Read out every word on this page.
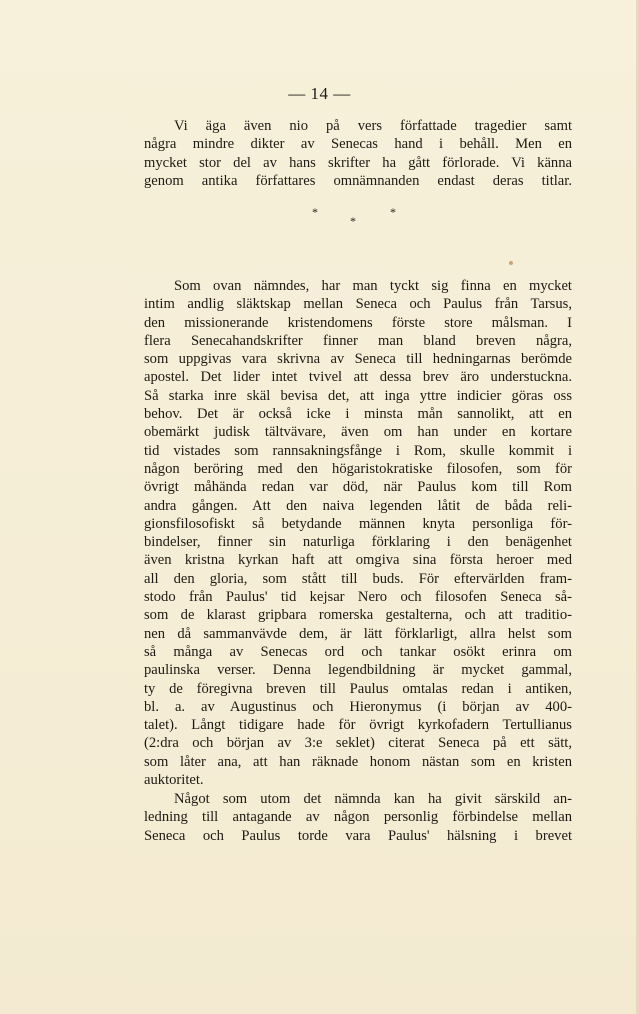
— 14 —
Vi äga även nio på vers författade tragedier samt
några mindre dikter av Senecas hand i behåll. Men en
mycket stor del av hans skrifter ha gått förlorade. Vi känna
genom antika författares omnämnanden endast deras titlar.
*
*
*
Som ovan nämndes, har man tyckt sig finna en mycket
intim andlig släktskap mellan Seneca och Paulus från Tarsus,
den missionerande kristendomens förste store målsman. I
flera Senecahandskrifter finner man bland breven några,
som uppgivas vara skrivna av Seneca till hedningarnas berömde
apostel. Det lider intet tvivel att dessa brev äro understuckna.
Så starka inre skäl bevisa det, att inga yttre indicier göras oss
behov. Det är också icke i minsta mån sannolikt, att en
obemärkt judisk tältvävare, även om han under en kortare
tid vistades som rannsakningsfånge i Rom, skulle kommit i
någon beröring med den högaristokratiske filosofen, som för
övrigt måhända redan var död, när Paulus kom till Rom
andra gången. Att den naiva legenden låtit de båda reli-
gionsfilosofiskt så betydande männen knyta personliga för-
bindelser, finner sin naturliga förklaring i den benägenhet
även kristna kyrkan haft att omgiva sina första heroer med
all den gloria, som stått till buds. För eftervärlden fram-
stodo från Paulus' tid kejsar Nero och filosofen Seneca så-
som de klarast gripbara romerska gestalterna, och att traditio-
nen då sammanvävde dem, är lätt förklarligt, allra helst som
så många av Senecas ord och tankar osökt erinra om
paulinska verser. Denna legendbildning är mycket gammal,
ty de föregivna breven till Paulus omtalas redan i antiken,
bl. a. av Augustinus och Hieronymus (i början av 400-
talet). Långt tidigare hade för övrigt kyrkofadern Tertullianus
(2:dra och början av 3:e seklet) citerat Seneca på ett sätt,
som låter ana, att han räknade honom nästan som en kristen
auktoritet.
Något som utom det nämnda kan ha givit särskild an-
ledning till antagande av någon personlig förbindelse mellan
Seneca och Paulus torde vara Paulus' hälsning i brevet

▸ **What to produce**
All lines that hold the word "Paulus" should be copied from the data.

▸ **Written answer**
intim andlig släktskap mellan Seneca och Paulus från Tarsus,
övrigt måhända redan var död, när Paulus kom till Rom
stodo från Paulus' tid kejsar Nero och filosofen Seneca så-
ty de föregivna breven till Paulus omtalas redan i antiken,
Seneca och Paulus torde vara Paulus' hälsning i brevet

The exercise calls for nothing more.